Figure contents as structured data:
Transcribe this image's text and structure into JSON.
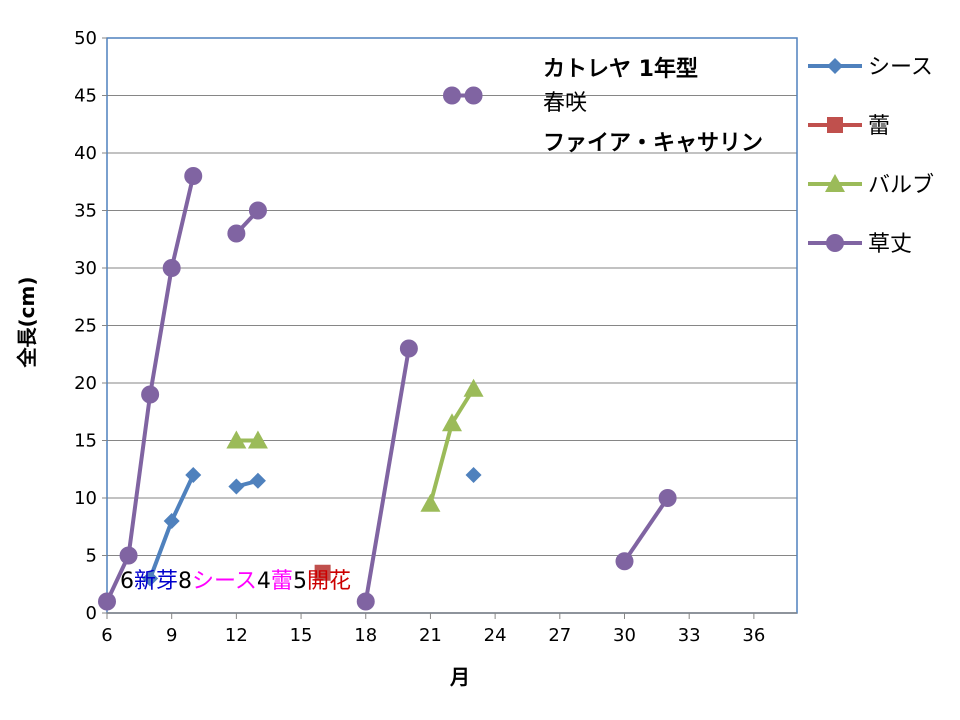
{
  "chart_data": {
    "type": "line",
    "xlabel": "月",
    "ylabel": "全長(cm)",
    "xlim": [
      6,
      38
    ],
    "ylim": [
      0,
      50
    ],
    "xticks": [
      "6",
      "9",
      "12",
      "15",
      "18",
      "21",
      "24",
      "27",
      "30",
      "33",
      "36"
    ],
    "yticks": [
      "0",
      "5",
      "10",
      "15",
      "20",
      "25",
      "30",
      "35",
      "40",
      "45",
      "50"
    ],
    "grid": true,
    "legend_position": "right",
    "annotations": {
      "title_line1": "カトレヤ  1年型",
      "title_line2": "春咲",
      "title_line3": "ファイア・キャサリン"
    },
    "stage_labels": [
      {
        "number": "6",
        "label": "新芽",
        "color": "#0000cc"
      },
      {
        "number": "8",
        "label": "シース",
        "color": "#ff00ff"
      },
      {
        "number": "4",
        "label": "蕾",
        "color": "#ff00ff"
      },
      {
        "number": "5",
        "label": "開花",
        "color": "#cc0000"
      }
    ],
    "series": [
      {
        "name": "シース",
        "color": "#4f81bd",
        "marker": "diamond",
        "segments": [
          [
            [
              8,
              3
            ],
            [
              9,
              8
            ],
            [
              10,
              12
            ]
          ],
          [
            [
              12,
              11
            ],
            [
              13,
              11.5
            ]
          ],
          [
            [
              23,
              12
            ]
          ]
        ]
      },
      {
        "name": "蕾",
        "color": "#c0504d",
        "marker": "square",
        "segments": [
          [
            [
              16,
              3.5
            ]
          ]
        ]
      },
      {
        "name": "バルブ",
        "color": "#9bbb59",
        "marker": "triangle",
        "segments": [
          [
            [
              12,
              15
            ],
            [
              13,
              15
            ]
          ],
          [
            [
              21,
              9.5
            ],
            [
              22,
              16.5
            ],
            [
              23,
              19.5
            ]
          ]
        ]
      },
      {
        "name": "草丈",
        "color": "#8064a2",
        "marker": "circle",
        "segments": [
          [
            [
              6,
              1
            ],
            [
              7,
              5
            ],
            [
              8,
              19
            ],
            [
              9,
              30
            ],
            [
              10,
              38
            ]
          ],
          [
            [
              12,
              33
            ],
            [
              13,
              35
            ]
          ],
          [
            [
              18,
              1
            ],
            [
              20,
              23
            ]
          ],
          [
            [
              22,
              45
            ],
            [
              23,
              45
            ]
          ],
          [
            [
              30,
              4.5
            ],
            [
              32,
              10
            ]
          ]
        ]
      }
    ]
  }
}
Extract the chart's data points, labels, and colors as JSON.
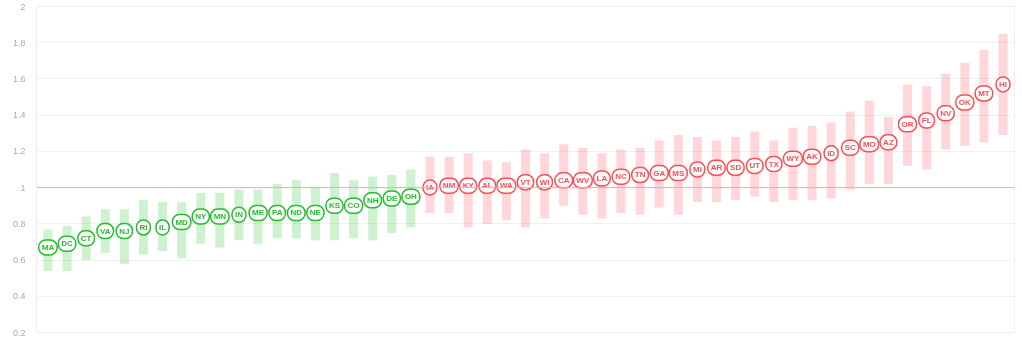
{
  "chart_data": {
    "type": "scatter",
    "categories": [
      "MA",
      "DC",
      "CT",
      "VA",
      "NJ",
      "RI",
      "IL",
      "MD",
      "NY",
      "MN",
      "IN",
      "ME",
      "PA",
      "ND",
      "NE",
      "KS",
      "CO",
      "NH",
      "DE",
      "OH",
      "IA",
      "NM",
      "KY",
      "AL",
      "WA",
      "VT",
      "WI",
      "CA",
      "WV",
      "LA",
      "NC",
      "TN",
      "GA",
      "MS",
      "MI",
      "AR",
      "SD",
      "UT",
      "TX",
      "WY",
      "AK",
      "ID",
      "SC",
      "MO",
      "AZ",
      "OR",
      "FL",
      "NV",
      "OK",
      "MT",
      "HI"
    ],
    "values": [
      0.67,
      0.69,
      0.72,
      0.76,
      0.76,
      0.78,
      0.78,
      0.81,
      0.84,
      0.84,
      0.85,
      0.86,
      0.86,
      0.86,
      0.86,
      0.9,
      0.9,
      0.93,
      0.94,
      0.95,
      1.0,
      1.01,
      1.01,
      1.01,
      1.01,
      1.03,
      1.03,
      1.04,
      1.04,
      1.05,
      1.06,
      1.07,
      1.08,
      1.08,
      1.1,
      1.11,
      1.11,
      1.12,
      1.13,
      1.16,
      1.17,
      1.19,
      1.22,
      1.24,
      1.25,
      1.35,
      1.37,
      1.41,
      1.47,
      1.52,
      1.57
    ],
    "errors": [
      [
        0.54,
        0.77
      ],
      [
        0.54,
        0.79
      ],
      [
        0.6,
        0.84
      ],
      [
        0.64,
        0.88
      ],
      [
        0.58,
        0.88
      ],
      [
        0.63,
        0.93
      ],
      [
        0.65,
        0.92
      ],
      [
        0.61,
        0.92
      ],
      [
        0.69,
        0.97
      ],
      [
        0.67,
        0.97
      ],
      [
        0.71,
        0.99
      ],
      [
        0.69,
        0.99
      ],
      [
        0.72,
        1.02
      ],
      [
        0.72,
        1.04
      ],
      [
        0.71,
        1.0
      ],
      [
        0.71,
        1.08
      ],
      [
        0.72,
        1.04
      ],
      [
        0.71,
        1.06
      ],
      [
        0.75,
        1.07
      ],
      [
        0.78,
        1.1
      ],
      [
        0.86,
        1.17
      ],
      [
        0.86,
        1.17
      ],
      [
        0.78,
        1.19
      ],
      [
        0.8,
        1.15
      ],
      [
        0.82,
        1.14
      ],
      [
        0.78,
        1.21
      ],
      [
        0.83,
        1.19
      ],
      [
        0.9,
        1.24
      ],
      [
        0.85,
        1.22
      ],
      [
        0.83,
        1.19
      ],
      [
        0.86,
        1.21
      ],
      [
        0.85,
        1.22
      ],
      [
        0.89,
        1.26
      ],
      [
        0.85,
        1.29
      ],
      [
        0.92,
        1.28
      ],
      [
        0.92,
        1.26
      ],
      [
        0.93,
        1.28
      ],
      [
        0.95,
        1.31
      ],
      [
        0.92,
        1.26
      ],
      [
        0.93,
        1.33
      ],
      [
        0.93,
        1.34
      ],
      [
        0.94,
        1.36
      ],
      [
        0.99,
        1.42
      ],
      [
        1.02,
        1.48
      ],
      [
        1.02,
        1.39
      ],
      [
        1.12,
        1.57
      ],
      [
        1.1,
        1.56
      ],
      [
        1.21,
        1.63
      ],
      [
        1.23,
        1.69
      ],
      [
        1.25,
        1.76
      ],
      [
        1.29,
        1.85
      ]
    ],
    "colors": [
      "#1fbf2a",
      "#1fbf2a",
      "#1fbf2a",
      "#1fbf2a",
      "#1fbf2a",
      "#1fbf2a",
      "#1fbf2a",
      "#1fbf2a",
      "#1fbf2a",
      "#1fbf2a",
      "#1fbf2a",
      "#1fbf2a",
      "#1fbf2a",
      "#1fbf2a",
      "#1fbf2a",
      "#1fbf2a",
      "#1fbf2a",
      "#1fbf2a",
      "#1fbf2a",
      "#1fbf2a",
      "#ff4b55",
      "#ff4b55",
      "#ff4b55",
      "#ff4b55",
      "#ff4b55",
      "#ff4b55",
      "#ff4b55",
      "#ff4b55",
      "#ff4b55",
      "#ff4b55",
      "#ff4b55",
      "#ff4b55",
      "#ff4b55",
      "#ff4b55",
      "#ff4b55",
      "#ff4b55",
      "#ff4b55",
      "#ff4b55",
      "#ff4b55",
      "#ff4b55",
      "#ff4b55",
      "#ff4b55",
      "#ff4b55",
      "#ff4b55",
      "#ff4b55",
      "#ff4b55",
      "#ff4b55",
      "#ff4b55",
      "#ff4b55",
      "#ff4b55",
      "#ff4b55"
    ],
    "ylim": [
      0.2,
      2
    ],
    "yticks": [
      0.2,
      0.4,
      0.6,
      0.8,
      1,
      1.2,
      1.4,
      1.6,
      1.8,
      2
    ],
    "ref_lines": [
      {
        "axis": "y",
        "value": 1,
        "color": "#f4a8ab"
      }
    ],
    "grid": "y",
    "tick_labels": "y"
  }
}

■ INSTRUCTIONS TO FOLLOW
Repeat the listing in full and exactly. Do not include any images.

■ RESPONSE TO THIS TASK
Transcribe this image's text and structure into JSON.
{
  "chart_data": {
    "type": "line",
    "xlabel": "月",
    "ylabel": "全長(cm)",
    "xlim": [
      6,
      38
    ],
    "ylim": [
      0,
      50
    ],
    "xticks": [
      "6",
      "9",
      "12",
      "15",
      "18",
      "21",
      "24",
      "27",
      "30",
      "33",
      "36"
    ],
    "yticks": [
      "0",
      "5",
      "10",
      "15",
      "20",
      "25",
      "30",
      "35",
      "40",
      "45",
      "50"
    ],
    "grid": true,
    "legend_position": "right",
    "annotations": {
      "title_line1": "カトレヤ  1年型",
      "title_line2": "春咲",
      "title_line3": "ファイア・キャサリン"
    },
    "stage_labels": [
      {
        "number": "6",
        "label": "新芽",
        "color": "#0000cc"
      },
      {
        "number": "8",
        "label": "シース",
        "color": "#ff00ff"
      },
      {
        "number": "4",
        "label": "蕾",
        "color": "#ff00ff"
      },
      {
        "number": "5",
        "label": "開花",
        "color": "#cc0000"
      }
    ],
    "series": [
      {
        "name": "シース",
        "color": "#4f81bd",
        "marker": "diamond",
        "segments": [
          [
            [
              8,
              3
            ],
            [
              9,
              8
            ],
            [
              10,
              12
            ]
          ],
          [
            [
              12,
              11
            ],
            [
              13,
              11.5
            ]
          ],
          [
            [
              23,
              12
            ]
          ]
        ]
      },
      {
        "name": "蕾",
        "color": "#c0504d",
        "marker": "square",
        "segments": [
          [
            [
              16,
              3.5
            ]
          ]
        ]
      },
      {
        "name": "バルブ",
        "color": "#9bbb59",
        "marker": "triangle",
        "segments": [
          [
            [
              12,
              15
            ],
            [
              13,
              15
            ]
          ],
          [
            [
              21,
              9.5
            ],
            [
              22,
              16.5
            ],
            [
              23,
              19.5
            ]
          ]
        ]
      },
      {
        "name": "草丈",
        "color": "#8064a2",
        "marker": "circle",
        "segments": [
          [
            [
              6,
              1
            ],
            [
              7,
              5
            ],
            [
              8,
              19
            ],
            [
              9,
              30
            ],
            [
              10,
              38
            ]
          ],
          [
            [
              12,
              33
            ],
            [
              13,
              35
            ]
          ],
          [
            [
              18,
              1
            ],
            [
              20,
              23
            ]
          ],
          [
            [
              22,
              45
            ],
            [
              23,
              45
            ]
          ],
          [
            [
              30,
              4.5
            ],
            [
              32,
              10
            ]
          ]
        ]
      }
    ]
  }
}
Extract the chart's data points, labels, and colors as JSON.
{
  "chart_data": {
    "type": "scatter",
    "categories": [
      "MA",
      "DC",
      "CT",
      "VA",
      "NJ",
      "RI",
      "IL",
      "MD",
      "NY",
      "MN",
      "IN",
      "ME",
      "PA",
      "ND",
      "NE",
      "KS",
      "CO",
      "NH",
      "DE",
      "OH",
      "IA",
      "NM",
      "KY",
      "AL",
      "WA",
      "VT",
      "WI",
      "CA",
      "WV",
      "LA",
      "NC",
      "TN",
      "GA",
      "MS",
      "MI",
      "AR",
      "SD",
      "UT",
      "TX",
      "WY",
      "AK",
      "ID",
      "SC",
      "MO",
      "AZ",
      "OR",
      "FL",
      "NV",
      "OK",
      "MT",
      "HI"
    ],
    "values": [
      0.67,
      0.69,
      0.72,
      0.76,
      0.76,
      0.78,
      0.78,
      0.81,
      0.84,
      0.84,
      0.85,
      0.86,
      0.86,
      0.86,
      0.86,
      0.9,
      0.9,
      0.93,
      0.94,
      0.95,
      1.0,
      1.01,
      1.01,
      1.01,
      1.01,
      1.03,
      1.03,
      1.04,
      1.04,
      1.05,
      1.06,
      1.07,
      1.08,
      1.08,
      1.1,
      1.11,
      1.11,
      1.12,
      1.13,
      1.16,
      1.17,
      1.19,
      1.22,
      1.24,
      1.25,
      1.35,
      1.37,
      1.41,
      1.47,
      1.52,
      1.57
    ],
    "errors": [
      [
        0.54,
        0.77
      ],
      [
        0.54,
        0.79
      ],
      [
        0.6,
        0.84
      ],
      [
        0.64,
        0.88
      ],
      [
        0.58,
        0.88
      ],
      [
        0.63,
        0.93
      ],
      [
        0.65,
        0.92
      ],
      [
        0.61,
        0.92
      ],
      [
        0.69,
        0.97
      ],
      [
        0.67,
        0.97
      ],
      [
        0.71,
        0.99
      ],
      [
        0.69,
        0.99
      ],
      [
        0.72,
        1.02
      ],
      [
        0.72,
        1.04
      ],
      [
        0.71,
        1.0
      ],
      [
        0.71,
        1.08
      ],
      [
        0.72,
        1.04
      ],
      [
        0.71,
        1.06
      ],
      [
        0.75,
        1.07
      ],
      [
        0.78,
        1.1
      ],
      [
        0.86,
        1.17
      ],
      [
        0.86,
        1.17
      ],
      [
        0.78,
        1.19
      ],
      [
        0.8,
        1.15
      ],
      [
        0.82,
        1.14
      ],
      [
        0.78,
        1.21
      ],
      [
        0.83,
        1.19
      ],
      [
        0.9,
        1.24
      ],
      [
        0.85,
        1.22
      ],
      [
        0.83,
        1.19
      ],
      [
        0.86,
        1.21
      ],
      [
        0.85,
        1.22
      ],
      [
        0.89,
        1.26
      ],
      [
        0.85,
        1.29
      ],
      [
        0.92,
        1.28
      ],
      [
        0.92,
        1.26
      ],
      [
        0.93,
        1.28
      ],
      [
        0.95,
        1.31
      ],
      [
        0.92,
        1.26
      ],
      [
        0.93,
        1.33
      ],
      [
        0.93,
        1.34
      ],
      [
        0.94,
        1.36
      ],
      [
        0.99,
        1.42
      ],
      [
        1.02,
        1.48
      ],
      [
        1.02,
        1.39
      ],
      [
        1.12,
        1.57
      ],
      [
        1.1,
        1.56
      ],
      [
        1.21,
        1.63
      ],
      [
        1.23,
        1.69
      ],
      [
        1.25,
        1.76
      ],
      [
        1.29,
        1.85
      ]
    ],
    "colors": [
      "#1fbf2a",
      "#1fbf2a",
      "#1fbf2a",
      "#1fbf2a",
      "#1fbf2a",
      "#1fbf2a",
      "#1fbf2a",
      "#1fbf2a",
      "#1fbf2a",
      "#1fbf2a",
      "#1fbf2a",
      "#1fbf2a",
      "#1fbf2a",
      "#1fbf2a",
      "#1fbf2a",
      "#1fbf2a",
      "#1fbf2a",
      "#1fbf2a",
      "#1fbf2a",
      "#1fbf2a",
      "#ff4b55",
      "#ff4b55",
      "#ff4b55",
      "#ff4b55",
      "#ff4b55",
      "#ff4b55",
      "#ff4b55",
      "#ff4b55",
      "#ff4b55",
      "#ff4b55",
      "#ff4b55",
      "#ff4b55",
      "#ff4b55",
      "#ff4b55",
      "#ff4b55",
      "#ff4b55",
      "#ff4b55",
      "#ff4b55",
      "#ff4b55",
      "#ff4b55",
      "#ff4b55",
      "#ff4b55",
      "#ff4b55",
      "#ff4b55",
      "#ff4b55",
      "#ff4b55",
      "#ff4b55",
      "#ff4b55",
      "#ff4b55",
      "#ff4b55",
      "#ff4b55"
    ],
    "ylim": [
      0.2,
      2
    ],
    "yticks": [
      0.2,
      0.4,
      0.6,
      0.8,
      1,
      1.2,
      1.4,
      1.6,
      1.8,
      2
    ],
    "ref_lines": [
      {
        "axis": "y",
        "value": 1,
        "color": "#f4a8ab"
      }
    ],
    "grid": "y",
    "tick_labels": "y"
  }
}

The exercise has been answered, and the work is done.